● What to do
Your task is to copy every line of the entries that contains "Thousands".

Source data
+ + +
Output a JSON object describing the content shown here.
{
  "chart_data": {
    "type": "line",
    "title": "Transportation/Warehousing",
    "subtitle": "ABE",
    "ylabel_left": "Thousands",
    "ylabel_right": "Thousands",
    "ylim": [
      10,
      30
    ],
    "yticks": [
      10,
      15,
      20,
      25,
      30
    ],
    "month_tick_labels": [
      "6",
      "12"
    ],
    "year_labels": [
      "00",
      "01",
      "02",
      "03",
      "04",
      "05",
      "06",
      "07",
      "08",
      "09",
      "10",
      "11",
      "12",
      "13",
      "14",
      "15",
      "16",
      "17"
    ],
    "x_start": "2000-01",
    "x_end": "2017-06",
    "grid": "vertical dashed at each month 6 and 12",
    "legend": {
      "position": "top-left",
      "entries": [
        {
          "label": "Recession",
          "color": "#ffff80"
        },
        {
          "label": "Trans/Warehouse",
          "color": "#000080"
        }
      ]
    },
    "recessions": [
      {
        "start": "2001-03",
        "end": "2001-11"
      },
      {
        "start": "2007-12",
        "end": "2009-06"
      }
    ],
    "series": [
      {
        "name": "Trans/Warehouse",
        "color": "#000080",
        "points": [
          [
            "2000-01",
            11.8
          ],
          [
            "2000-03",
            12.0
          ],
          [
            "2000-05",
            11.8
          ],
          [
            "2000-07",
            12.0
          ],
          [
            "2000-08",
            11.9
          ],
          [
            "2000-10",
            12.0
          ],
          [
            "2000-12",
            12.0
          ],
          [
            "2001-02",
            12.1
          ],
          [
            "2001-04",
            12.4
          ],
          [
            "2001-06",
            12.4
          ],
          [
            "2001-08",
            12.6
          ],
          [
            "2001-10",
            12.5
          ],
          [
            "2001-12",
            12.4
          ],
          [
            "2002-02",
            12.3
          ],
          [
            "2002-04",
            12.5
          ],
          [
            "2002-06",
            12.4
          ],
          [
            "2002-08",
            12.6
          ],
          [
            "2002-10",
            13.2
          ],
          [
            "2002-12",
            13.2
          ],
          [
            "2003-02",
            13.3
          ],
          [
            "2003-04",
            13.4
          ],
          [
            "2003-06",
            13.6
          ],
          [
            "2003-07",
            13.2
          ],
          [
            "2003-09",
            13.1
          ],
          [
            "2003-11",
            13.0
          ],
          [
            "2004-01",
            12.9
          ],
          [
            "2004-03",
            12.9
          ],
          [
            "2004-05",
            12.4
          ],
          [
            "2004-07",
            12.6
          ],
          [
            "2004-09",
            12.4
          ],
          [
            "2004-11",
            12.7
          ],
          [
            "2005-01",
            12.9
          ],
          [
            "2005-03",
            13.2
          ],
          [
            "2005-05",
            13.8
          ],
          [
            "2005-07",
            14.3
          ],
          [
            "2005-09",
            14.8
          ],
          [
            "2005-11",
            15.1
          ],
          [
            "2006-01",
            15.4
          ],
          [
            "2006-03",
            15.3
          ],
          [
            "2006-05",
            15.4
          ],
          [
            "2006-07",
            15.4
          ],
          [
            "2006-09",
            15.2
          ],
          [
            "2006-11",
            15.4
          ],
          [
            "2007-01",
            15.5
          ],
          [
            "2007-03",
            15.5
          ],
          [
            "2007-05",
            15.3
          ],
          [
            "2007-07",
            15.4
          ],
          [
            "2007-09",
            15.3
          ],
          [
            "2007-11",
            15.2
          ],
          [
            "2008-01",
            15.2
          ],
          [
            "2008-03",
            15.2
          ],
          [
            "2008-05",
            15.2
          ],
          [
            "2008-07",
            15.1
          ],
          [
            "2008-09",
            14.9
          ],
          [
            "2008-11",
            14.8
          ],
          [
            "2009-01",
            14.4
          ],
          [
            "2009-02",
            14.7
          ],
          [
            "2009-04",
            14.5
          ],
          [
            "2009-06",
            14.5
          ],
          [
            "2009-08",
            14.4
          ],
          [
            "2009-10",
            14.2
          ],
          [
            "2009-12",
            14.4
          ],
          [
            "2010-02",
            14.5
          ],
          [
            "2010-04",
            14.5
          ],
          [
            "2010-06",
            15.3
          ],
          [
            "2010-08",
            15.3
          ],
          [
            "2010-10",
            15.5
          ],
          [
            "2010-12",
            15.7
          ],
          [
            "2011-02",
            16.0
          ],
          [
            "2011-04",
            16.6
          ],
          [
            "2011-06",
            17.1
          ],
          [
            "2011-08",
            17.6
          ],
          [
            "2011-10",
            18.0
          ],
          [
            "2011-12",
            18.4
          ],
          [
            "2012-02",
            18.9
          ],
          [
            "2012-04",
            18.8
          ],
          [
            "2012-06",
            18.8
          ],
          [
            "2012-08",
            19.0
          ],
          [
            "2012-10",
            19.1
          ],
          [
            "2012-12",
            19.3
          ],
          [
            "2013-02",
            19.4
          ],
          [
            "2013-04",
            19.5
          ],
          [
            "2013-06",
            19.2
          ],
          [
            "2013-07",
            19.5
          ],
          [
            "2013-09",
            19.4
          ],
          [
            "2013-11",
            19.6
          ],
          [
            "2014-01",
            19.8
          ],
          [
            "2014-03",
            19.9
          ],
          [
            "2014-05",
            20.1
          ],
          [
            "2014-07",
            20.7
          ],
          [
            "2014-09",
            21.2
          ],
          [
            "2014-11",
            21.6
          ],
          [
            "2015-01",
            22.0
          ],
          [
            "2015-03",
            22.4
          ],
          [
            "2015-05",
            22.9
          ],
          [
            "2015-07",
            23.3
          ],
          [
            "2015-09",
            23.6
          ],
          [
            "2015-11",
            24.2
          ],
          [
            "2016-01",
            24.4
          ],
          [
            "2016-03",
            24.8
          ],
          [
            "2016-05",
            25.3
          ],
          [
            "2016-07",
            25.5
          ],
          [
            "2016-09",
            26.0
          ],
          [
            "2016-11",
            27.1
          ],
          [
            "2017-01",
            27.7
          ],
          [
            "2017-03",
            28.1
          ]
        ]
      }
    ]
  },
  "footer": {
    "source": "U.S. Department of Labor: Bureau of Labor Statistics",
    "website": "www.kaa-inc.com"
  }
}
+ + +
● Exercise output
    "ylabel_left": "Thousands",
    "ylabel_right": "Thousands",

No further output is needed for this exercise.